Records from a collection of figures:
◆ ◆ ◆ ◆

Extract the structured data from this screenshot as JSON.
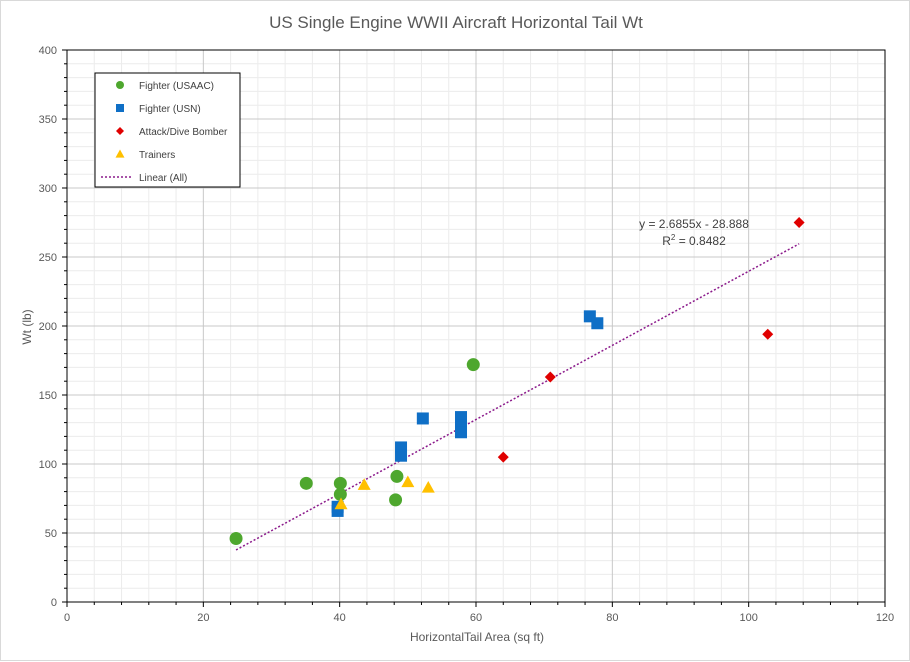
{
  "chart_data": {
    "type": "scatter",
    "title": "US Single Engine WWII Aircraft Horizontal Tail Wt",
    "xlabel": "HorizontalTail Area (sq ft)",
    "ylabel": "Wt (lb)",
    "xlim": [
      0,
      120
    ],
    "ylim": [
      0,
      400
    ],
    "x_ticks": [
      0,
      20,
      40,
      60,
      80,
      100,
      120
    ],
    "y_ticks": [
      0,
      50,
      100,
      150,
      200,
      250,
      300,
      350,
      400
    ],
    "grid": "major and minor",
    "legend_position": "top-left",
    "series": [
      {
        "name": "Fighter (USAAC)",
        "marker": "circle",
        "color": "#4ea72e",
        "points": [
          [
            24.8,
            46
          ],
          [
            35.1,
            86
          ],
          [
            40.1,
            86
          ],
          [
            40.1,
            78
          ],
          [
            48.4,
            91
          ],
          [
            48.2,
            74
          ],
          [
            59.6,
            172
          ]
        ]
      },
      {
        "name": "Fighter (USN)",
        "marker": "square",
        "color": "#0f6fc6",
        "points": [
          [
            39.7,
            69
          ],
          [
            39.7,
            66
          ],
          [
            49.0,
            112
          ],
          [
            49.0,
            106
          ],
          [
            52.2,
            133
          ],
          [
            57.8,
            134
          ],
          [
            57.8,
            128
          ],
          [
            57.8,
            123
          ],
          [
            76.7,
            207
          ],
          [
            77.8,
            202
          ]
        ]
      },
      {
        "name": "Attack/Dive Bomber",
        "marker": "diamond",
        "color": "#e00000",
        "points": [
          [
            64.0,
            105
          ],
          [
            70.9,
            163
          ],
          [
            102.8,
            194
          ],
          [
            107.4,
            275
          ]
        ]
      },
      {
        "name": "Trainers",
        "marker": "triangle",
        "color": "#ffc000",
        "points": [
          [
            40.2,
            71
          ],
          [
            43.6,
            85
          ],
          [
            50.0,
            87
          ],
          [
            53.0,
            83
          ]
        ]
      }
    ],
    "trendline": {
      "name": "Linear (All)",
      "color": "#8b1a8b",
      "slope": 2.6855,
      "intercept": -28.888,
      "x_range": [
        24.8,
        107.4
      ],
      "equation_label": "y = 2.6855x - 28.888",
      "r2_prefix": "R",
      "r2_sup": "2",
      "r2_suffix": " = 0.8482"
    }
  }
}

◆ ◆ ◆ ◆

*What you should do*:
Filter the entries and copy out every line with the word "color".

*Task solution*:
        "color": "#4ea72e",
        "color": "#0f6fc6",
        "color": "#e00000",
        "color": "#ffc000",
      "color": "#8b1a8b",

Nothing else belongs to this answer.